SUPPLIED TEXT:
While the type and scale were unique, this method of data generation and analysis does build upon the limited literature on post-qualitative method. In doing so, it offers a different way to think about methodology.

The findings of this study included:

1. Situating pedagogies framed in complexity have limited scope in the current discourse around mainstream Australian education.

2. There is a role for pedagogies that arise out of new and conflicting discourses (e.g., complexity theory). Its place and role are one of continual ‘deterritorialization and reterritorialization’ (Deleuze & Guattari 1987; Roy 2003). Despite existing only on the edge of the discourse, their mere existence is evidence of the potential for change.

3. Digital games based on complexity, such as the MMO game Minecraft, have a place in education and are enablers of systemic creativity.

4. The students in the study were developing new and previously unnamed multithreaded identities through their complex game design and play. Robinson labelled this new form of identity Vellooming.

The conclusions revealed throughout have enriched future theorisation about the use of new pedagogies framed in complexity, the ‘how’ and ‘why’ of education, and the use of Massively Multiplayer Online (MMO) games such as Minecraft.

The research also added to the small but growing knowledge base of research methodologies framed in complexity, providing a viable and visible account of how to work with key concepts of postmodern emergence.

A Velloming Identity 
"Robinson described a Vellooming Identity as one that that is in a state of constant shifting, never still, and constantly emerging. Vellooming is a fictional word used to describe the experience many children have when they join the online world. It is a form of transportation, movement, and exploration. It can be free of the bounds of time, space, and gravity, and instead is multidimensional. This research argues for a new form of identity made possible by the digital world. I have named it a Vellooming identity." 
 
"A rudimentary understanding and simplistic description of Vellooming would be to describe it as the ability to...or the act of...travelling across, to, and from multiple Structures—to change Looms."

The frame to understand a Vellooming identity is poststructuralism. A vellooming identity might be seen as conceptually similar to Deleuze's ideas of identities of 'nomadic thought' and his use of the rhizome. There are also commonalities in Foucault's Theory of Discourse  in that when describing a Vellooming identity Robinson rejects the idea of the self as an absolute, rather viewing it as a controlling agent of power created by Reductionism. Where Robinson's Vellooming Identity moves forward from Deleuze's and Foucault's positions is where he finds  links to the connected web. A Vellooming identity is not linked to time but rather other, and in the idea of continually becoming other.

His doctoral thesis and publications since have also demanded for a new understanding of what learning is and offered a redefining of creativity.  Robinson redefines creativity as a continual, collective experience. In this he shifts significantly from the standard reductionist and modernist definitions. In their framing identity is intrinsically tied to the idea of the individual and it is measurable e.g. he or she is creative, he.. less so. In these framings it is also often presented as a trait that one might process. The reductionist definition embraces the identity of the creative genius as the measure of creativity. Comparatively, in Robinson's understanding phrases such as emergence and continual becoming as metaphors for this new definition.   By doing so he links it to the Vellooming identity. The Vellooming Identity and Collective Creativity as emergence have strong parallels to similar emerging identities he speaks of often in his work, identities of Continually Becoming Other.

INFORMATION SHOWN:
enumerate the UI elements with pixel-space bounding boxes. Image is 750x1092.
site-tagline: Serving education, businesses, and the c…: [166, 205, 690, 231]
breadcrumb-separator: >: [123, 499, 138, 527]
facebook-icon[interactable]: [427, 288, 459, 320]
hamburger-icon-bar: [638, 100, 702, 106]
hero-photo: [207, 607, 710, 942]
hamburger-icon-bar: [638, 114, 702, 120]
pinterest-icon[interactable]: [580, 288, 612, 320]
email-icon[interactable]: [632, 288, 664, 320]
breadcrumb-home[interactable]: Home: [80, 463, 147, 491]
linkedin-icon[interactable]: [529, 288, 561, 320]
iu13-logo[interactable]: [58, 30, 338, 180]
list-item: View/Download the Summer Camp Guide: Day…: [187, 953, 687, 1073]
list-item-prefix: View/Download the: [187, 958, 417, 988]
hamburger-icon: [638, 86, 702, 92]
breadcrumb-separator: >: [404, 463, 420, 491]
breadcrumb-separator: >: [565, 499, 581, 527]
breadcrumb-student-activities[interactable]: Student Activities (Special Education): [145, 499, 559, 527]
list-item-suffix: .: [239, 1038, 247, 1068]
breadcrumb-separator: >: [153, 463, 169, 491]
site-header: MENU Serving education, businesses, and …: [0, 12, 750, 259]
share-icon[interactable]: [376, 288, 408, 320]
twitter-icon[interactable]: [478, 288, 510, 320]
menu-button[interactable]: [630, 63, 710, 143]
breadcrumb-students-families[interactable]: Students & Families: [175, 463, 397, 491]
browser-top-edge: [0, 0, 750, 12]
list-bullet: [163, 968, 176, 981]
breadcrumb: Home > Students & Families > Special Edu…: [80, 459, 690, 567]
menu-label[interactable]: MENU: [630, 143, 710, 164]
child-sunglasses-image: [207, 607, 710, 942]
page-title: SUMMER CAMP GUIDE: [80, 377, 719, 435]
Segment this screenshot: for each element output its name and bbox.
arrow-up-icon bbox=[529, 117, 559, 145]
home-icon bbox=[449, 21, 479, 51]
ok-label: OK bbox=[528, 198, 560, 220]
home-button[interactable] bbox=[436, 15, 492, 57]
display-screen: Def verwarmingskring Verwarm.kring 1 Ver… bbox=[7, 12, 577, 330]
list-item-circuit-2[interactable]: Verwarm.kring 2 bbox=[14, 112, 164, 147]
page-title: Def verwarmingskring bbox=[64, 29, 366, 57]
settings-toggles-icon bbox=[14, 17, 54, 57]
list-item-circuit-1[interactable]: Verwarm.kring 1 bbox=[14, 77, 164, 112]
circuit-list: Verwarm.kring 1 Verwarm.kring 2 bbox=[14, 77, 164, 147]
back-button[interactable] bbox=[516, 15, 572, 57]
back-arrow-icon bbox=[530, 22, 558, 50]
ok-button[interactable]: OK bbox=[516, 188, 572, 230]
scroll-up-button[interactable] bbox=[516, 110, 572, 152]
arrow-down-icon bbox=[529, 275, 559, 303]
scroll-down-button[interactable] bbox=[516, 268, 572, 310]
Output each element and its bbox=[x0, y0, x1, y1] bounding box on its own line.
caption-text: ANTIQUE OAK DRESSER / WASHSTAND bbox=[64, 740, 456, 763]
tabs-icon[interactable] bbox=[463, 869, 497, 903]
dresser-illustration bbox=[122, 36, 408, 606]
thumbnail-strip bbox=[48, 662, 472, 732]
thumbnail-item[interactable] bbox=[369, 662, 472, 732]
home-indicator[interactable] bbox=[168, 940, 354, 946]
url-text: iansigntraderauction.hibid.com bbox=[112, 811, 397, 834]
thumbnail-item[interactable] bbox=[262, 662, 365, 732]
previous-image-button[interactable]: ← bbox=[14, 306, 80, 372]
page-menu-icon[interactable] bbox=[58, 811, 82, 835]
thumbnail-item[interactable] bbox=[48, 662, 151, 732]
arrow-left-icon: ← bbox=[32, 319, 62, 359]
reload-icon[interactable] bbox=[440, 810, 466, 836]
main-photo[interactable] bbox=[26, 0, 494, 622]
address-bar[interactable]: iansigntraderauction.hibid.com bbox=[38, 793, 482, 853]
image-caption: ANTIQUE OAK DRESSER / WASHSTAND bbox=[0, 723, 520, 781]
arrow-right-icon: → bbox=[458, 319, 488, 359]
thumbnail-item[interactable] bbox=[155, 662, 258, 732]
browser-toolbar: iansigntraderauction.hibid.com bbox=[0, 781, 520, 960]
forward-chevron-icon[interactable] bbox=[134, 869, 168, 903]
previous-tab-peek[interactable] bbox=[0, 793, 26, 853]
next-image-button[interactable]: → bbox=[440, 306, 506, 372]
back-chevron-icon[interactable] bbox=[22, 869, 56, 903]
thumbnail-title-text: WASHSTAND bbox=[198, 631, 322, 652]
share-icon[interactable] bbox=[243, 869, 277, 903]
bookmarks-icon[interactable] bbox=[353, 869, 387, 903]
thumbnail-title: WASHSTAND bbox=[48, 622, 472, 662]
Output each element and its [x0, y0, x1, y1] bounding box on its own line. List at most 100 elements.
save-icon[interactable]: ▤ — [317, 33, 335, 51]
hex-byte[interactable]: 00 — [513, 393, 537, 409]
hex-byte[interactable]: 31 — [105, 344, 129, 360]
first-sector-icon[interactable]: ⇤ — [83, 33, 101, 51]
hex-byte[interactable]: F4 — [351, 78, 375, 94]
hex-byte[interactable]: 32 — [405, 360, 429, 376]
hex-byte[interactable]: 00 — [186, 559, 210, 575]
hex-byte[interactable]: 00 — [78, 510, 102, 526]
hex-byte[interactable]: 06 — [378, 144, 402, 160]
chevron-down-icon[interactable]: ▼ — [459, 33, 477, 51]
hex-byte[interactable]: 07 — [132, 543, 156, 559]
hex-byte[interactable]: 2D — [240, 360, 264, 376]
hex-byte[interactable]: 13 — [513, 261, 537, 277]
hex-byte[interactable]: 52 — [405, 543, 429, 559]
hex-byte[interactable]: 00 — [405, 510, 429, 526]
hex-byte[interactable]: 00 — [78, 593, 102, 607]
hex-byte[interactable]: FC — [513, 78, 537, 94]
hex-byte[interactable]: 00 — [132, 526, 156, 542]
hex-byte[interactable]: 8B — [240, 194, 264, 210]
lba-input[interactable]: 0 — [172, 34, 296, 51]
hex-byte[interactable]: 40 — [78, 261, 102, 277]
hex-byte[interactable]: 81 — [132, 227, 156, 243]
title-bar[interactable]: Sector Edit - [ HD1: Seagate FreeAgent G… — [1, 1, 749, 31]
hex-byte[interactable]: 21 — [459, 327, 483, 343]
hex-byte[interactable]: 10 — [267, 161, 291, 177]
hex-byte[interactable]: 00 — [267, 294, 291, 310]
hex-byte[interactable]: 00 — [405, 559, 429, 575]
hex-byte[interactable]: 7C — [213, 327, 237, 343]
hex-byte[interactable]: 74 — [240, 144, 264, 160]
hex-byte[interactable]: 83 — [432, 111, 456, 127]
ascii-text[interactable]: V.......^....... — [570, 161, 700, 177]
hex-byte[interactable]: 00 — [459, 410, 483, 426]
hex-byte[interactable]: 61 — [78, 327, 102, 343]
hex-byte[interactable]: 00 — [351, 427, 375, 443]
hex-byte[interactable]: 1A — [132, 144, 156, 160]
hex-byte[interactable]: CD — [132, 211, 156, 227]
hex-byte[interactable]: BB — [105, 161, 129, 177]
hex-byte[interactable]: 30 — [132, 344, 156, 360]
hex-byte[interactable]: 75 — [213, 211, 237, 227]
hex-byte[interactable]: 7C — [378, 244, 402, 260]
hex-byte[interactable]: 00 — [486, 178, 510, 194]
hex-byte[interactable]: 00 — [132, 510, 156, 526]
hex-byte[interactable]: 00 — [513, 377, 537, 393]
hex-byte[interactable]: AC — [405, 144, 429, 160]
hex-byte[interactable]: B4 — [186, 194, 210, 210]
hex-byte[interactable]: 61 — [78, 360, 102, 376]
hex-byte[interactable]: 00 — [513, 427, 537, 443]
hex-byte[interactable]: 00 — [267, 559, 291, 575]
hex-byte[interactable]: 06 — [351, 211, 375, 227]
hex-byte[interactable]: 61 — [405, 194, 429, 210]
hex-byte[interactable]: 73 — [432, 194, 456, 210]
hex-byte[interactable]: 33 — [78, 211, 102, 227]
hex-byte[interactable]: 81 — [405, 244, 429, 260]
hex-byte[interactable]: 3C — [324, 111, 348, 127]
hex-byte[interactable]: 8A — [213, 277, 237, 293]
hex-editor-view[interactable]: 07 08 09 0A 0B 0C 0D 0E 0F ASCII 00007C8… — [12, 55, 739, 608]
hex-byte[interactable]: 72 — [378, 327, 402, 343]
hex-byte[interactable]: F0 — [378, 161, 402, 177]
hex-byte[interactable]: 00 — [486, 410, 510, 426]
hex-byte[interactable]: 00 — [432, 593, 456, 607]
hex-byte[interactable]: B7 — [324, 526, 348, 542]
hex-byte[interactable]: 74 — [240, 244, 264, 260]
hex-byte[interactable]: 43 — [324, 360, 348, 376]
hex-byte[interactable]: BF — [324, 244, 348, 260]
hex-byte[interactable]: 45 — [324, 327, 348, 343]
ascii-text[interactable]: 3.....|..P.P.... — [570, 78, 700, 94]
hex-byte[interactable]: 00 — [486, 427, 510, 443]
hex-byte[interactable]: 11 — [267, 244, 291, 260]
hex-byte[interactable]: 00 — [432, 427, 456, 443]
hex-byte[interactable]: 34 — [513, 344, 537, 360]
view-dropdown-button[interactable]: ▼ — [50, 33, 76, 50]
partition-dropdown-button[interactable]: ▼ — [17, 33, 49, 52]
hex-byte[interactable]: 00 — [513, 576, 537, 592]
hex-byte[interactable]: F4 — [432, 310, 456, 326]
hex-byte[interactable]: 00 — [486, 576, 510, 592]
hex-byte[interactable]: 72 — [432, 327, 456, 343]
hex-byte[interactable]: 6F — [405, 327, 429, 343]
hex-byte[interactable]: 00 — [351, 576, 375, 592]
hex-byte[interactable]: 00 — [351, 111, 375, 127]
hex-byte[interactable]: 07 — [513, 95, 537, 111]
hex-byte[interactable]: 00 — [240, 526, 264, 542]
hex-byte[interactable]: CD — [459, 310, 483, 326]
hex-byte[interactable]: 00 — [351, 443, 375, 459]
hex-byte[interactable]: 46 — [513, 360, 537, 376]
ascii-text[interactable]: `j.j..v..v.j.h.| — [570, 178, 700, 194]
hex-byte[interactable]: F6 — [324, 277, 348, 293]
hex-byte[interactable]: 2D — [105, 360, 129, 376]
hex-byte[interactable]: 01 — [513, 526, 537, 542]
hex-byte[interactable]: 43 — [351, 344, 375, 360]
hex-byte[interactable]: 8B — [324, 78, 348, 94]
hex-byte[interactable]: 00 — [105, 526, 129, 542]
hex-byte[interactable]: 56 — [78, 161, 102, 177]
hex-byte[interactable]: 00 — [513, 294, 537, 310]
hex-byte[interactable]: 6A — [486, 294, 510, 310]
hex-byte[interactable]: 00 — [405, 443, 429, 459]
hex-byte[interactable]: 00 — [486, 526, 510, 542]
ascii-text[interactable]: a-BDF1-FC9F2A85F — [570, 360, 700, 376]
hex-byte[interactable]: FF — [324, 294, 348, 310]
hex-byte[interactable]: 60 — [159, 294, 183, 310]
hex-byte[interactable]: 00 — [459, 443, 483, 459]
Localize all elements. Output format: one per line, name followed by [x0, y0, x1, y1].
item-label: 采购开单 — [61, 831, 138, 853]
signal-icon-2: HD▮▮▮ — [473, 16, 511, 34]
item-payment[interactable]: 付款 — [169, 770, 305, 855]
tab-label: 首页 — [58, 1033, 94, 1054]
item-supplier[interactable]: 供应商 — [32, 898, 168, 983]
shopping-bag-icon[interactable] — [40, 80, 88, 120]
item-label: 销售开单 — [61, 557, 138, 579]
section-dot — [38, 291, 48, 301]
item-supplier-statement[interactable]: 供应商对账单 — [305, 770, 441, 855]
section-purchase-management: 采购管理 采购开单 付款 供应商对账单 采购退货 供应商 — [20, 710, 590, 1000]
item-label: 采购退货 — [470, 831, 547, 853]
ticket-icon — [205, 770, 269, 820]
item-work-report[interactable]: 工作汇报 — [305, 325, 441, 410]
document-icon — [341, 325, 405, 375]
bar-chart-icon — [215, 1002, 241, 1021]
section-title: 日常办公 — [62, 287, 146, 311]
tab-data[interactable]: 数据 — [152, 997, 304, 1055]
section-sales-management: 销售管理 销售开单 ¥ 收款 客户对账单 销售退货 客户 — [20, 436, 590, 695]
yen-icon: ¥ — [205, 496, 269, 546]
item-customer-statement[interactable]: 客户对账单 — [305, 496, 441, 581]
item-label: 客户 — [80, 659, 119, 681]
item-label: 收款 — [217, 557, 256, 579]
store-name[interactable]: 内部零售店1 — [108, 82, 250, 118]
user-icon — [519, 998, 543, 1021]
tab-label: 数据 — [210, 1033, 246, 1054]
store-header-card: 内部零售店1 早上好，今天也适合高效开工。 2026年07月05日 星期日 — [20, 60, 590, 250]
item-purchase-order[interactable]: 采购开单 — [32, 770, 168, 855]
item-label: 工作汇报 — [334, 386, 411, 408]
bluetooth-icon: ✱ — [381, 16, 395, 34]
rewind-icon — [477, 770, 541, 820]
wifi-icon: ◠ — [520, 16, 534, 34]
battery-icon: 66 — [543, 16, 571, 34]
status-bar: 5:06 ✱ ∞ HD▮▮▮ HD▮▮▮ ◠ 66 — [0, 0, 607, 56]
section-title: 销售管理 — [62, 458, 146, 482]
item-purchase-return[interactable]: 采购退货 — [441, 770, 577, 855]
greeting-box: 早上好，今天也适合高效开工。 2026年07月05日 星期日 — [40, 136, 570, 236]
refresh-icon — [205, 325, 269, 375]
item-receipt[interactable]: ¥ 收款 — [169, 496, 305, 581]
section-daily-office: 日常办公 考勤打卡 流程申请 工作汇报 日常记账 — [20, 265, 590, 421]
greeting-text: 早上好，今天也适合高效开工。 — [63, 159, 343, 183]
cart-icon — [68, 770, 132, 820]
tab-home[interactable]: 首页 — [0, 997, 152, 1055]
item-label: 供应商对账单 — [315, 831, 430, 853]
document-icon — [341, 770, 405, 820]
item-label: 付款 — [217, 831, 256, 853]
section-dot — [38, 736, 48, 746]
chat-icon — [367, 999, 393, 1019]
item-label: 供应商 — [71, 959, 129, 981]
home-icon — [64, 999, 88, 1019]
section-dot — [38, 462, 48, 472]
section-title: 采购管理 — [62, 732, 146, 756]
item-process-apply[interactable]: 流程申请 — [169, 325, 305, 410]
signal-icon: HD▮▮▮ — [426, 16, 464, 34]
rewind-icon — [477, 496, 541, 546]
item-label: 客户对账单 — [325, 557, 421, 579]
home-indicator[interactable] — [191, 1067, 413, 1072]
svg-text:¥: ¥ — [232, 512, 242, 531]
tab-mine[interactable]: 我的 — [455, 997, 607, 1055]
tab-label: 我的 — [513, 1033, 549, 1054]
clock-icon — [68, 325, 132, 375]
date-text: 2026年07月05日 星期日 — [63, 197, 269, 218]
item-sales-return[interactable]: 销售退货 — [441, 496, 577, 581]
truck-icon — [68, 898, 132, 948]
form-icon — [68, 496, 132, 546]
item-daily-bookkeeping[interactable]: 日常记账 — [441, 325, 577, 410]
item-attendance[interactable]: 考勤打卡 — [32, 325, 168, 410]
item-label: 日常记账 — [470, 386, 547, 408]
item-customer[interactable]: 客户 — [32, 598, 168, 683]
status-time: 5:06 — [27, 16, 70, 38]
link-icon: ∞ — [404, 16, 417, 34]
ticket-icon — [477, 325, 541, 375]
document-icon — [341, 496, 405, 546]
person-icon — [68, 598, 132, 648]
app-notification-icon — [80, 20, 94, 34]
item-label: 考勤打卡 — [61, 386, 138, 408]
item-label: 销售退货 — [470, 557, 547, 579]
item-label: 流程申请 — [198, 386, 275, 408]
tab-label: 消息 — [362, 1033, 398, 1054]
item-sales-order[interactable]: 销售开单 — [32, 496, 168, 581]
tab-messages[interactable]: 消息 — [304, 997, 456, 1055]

CHALLENGES:
(a) Return, word for word, the section of the passage on Vellooming identity that opens with the words containing "4. The students" and closes with "of postmodern emergence.".
(b) In the passage on Vellooming identity, how does Robinson redefine creativity?

WORKED ANSWERS:
(a)
4. The students in the study were developing new and previously unnamed multithreaded identities through their complex game design and play. Robinson labelled this new form of identity Vellooming.

The conclusions revealed throughout have enriched future theorisation about the use of new pedagogies framed in complexity, the ‘how’ and ‘why’ of education, and the use of Massively Multiplayer Online (MMO) games such as Minecraft.

The research also added to the small but growing knowledge base of research methodologies framed in complexity, providing a viable and visible account of how to work with key concepts of postmodern emergence.

(b) As a continual, collective experience.